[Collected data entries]
--- Begin ---

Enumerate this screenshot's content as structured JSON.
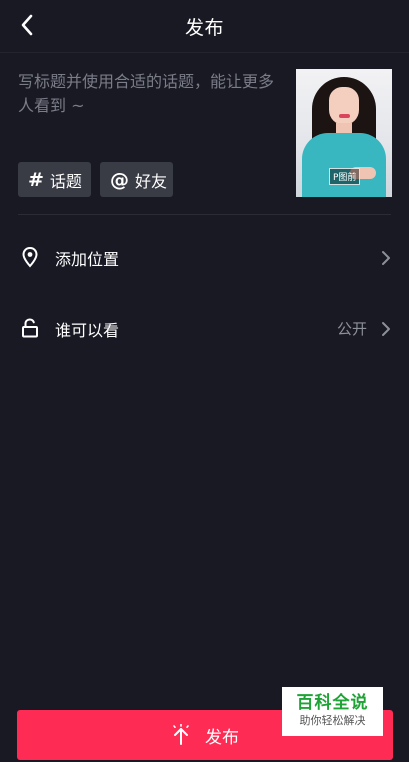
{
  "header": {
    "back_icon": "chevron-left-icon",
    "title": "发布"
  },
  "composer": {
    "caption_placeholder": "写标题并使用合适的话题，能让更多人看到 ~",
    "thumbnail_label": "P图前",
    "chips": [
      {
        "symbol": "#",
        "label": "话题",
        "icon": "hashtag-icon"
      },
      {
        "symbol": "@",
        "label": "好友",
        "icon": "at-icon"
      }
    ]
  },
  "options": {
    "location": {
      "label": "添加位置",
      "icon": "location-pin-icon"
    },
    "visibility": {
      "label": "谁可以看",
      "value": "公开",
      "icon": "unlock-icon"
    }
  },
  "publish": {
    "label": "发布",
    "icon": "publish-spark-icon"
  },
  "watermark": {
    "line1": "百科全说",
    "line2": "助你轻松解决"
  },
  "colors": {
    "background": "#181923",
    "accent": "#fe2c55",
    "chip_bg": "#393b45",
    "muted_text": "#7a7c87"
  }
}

--- End ---

WORK TO DO: Of the lines above, copy each that contains "icon".

ANSWER FOR THE TASK:
    "back_icon": "chevron-left-icon",
        "icon": "hashtag-icon"
        "icon": "at-icon"
      "icon": "location-pin-icon"
      "icon": "unlock-icon"
    "icon": "publish-spark-icon"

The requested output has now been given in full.